> EXERCISE TASK:
Find each line with "Banned" and copy it.

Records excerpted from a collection
=-=-=
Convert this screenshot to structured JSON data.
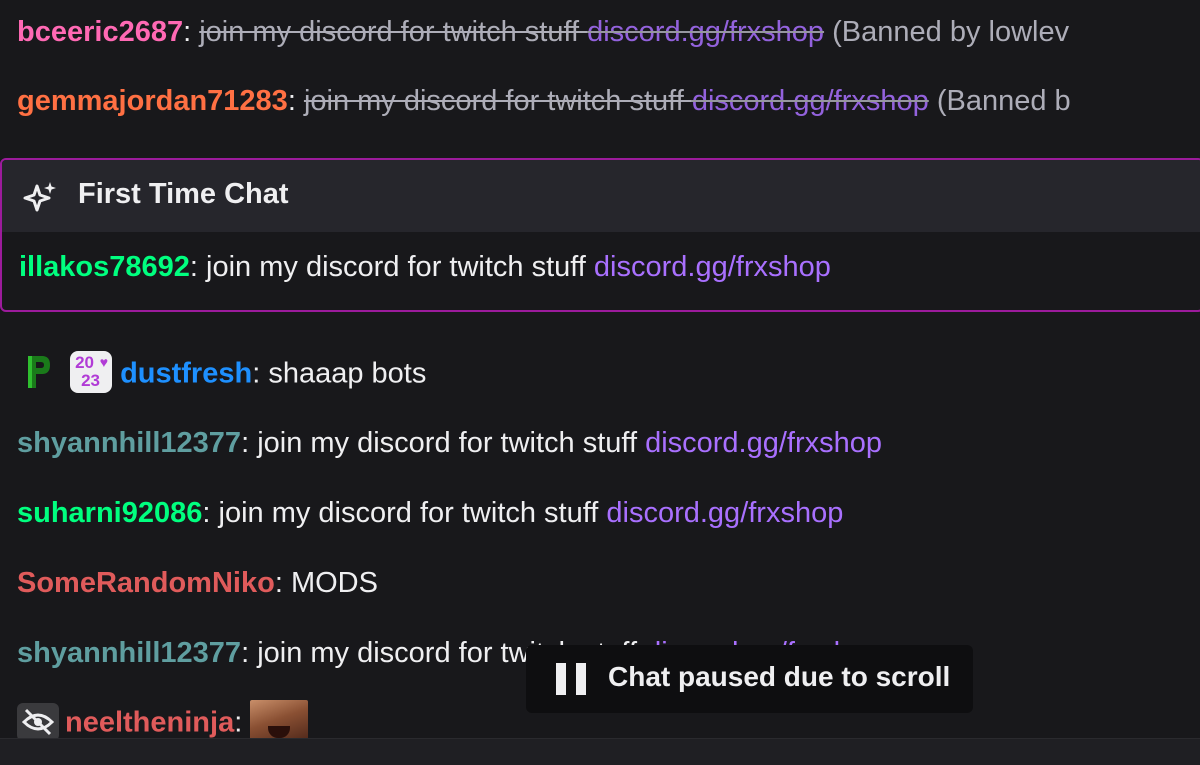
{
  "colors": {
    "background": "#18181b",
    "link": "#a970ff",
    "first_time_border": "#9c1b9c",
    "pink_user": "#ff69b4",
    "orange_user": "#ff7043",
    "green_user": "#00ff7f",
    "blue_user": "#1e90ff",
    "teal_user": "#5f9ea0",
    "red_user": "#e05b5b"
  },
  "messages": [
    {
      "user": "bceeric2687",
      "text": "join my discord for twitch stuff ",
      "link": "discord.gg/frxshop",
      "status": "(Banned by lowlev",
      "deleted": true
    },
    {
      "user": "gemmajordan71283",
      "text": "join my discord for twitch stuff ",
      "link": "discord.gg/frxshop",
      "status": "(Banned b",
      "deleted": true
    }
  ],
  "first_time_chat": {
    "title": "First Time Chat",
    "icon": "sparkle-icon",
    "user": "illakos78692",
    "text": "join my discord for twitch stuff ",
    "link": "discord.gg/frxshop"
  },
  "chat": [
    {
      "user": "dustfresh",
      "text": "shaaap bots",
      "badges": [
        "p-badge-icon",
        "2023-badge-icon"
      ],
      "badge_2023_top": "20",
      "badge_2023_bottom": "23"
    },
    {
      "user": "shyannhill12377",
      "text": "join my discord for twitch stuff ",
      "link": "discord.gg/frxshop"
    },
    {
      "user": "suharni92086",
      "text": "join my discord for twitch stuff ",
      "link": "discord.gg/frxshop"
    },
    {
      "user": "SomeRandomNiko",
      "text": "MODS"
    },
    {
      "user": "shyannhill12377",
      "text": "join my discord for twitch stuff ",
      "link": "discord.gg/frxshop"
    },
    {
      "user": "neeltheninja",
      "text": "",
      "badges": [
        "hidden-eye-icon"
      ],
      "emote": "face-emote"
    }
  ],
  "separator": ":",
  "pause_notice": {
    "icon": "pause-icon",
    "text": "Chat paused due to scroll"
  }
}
=-=-=
> EXERCISE RESULT:
      "status": "(Banned by lowlev",
      "status": "(Banned b",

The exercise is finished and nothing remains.